* [Exercise objective] Without the images, write out the whole listing exactly.

* [Supplied data]
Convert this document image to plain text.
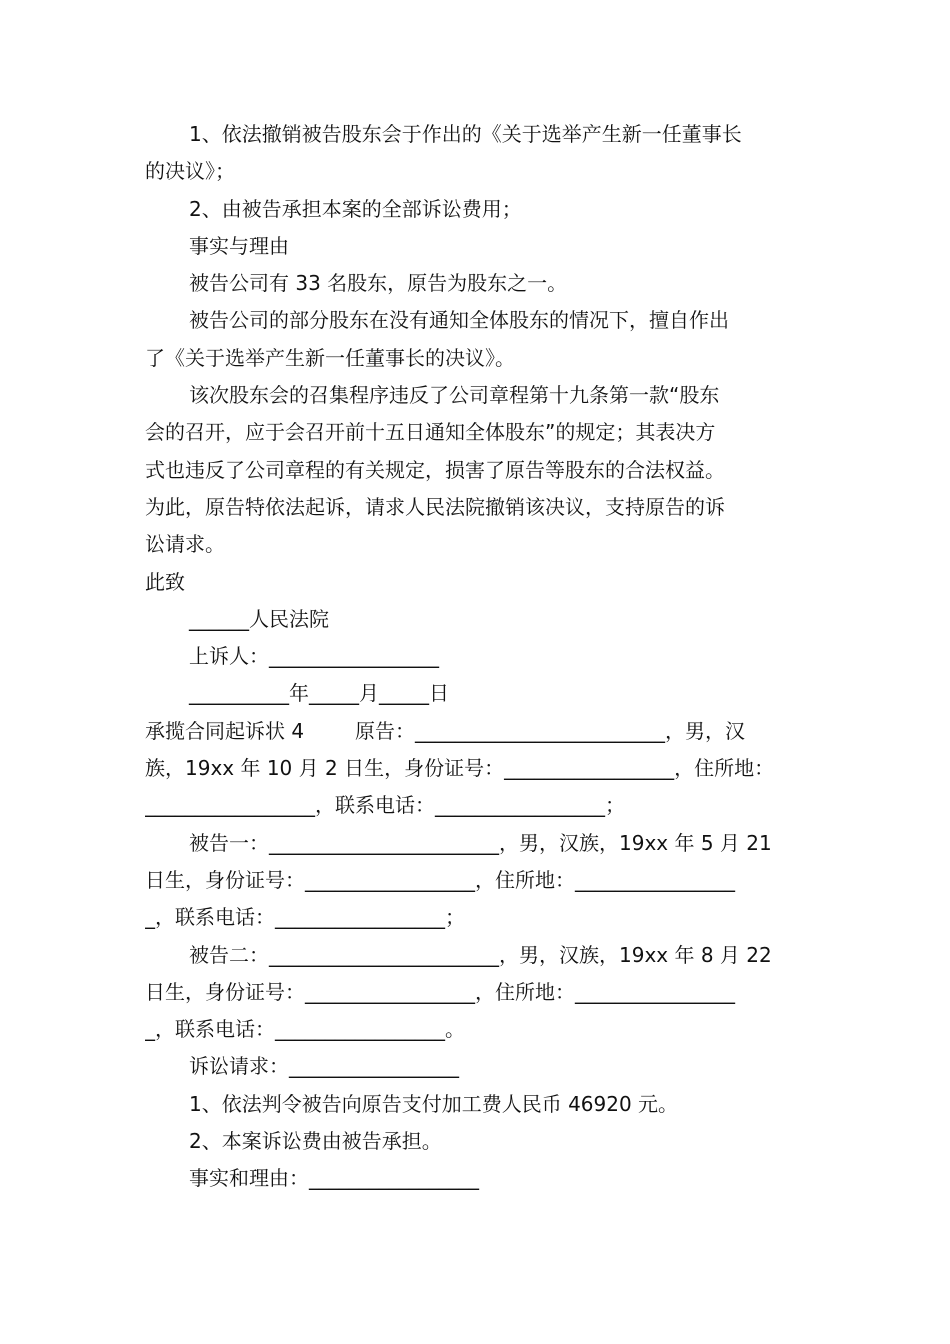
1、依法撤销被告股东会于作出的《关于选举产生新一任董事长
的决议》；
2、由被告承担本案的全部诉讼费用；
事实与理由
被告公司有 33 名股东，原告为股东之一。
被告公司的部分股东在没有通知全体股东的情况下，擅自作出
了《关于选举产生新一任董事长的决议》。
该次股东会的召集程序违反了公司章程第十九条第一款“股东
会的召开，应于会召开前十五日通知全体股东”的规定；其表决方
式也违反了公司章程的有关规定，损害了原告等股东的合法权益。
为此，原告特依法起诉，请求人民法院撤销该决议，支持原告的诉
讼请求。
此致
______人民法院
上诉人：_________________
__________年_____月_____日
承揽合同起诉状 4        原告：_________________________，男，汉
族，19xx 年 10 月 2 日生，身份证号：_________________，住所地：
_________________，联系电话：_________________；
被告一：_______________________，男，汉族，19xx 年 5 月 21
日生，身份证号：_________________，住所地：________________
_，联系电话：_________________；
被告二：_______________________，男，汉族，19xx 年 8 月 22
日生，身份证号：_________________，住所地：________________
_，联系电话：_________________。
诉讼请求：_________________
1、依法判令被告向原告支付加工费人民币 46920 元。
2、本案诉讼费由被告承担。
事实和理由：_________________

* [Final answer]
Convert this document image to plain text.
1、依法撤销被告股东会于作出的《关于选举产生新一任董事长
的决议》；
2、由被告承担本案的全部诉讼费用；
事实与理由
被告公司有 33 名股东，原告为股东之一。
被告公司的部分股东在没有通知全体股东的情况下，擅自作出
了《关于选举产生新一任董事长的决议》。
该次股东会的召集程序违反了公司章程第十九条第一款“股东
会的召开，应于会召开前十五日通知全体股东”的规定；其表决方
式也违反了公司章程的有关规定，损害了原告等股东的合法权益。
为此，原告特依法起诉，请求人民法院撤销该决议，支持原告的诉
讼请求。
此致
______人民法院
上诉人：_________________
__________年_____月_____日
承揽合同起诉状 4        原告：_________________________，男，汉
族，19xx 年 10 月 2 日生，身份证号：_________________，住所地：
_________________，联系电话：_________________；
被告一：_______________________，男，汉族，19xx 年 5 月 21
日生，身份证号：_________________，住所地：________________
_，联系电话：_________________；
被告二：_______________________，男，汉族，19xx 年 8 月 22
日生，身份证号：_________________，住所地：________________
_，联系电话：_________________。
诉讼请求：_________________
1、依法判令被告向原告支付加工费人民币 46920 元。
2、本案诉讼费由被告承担。
事实和理由：_________________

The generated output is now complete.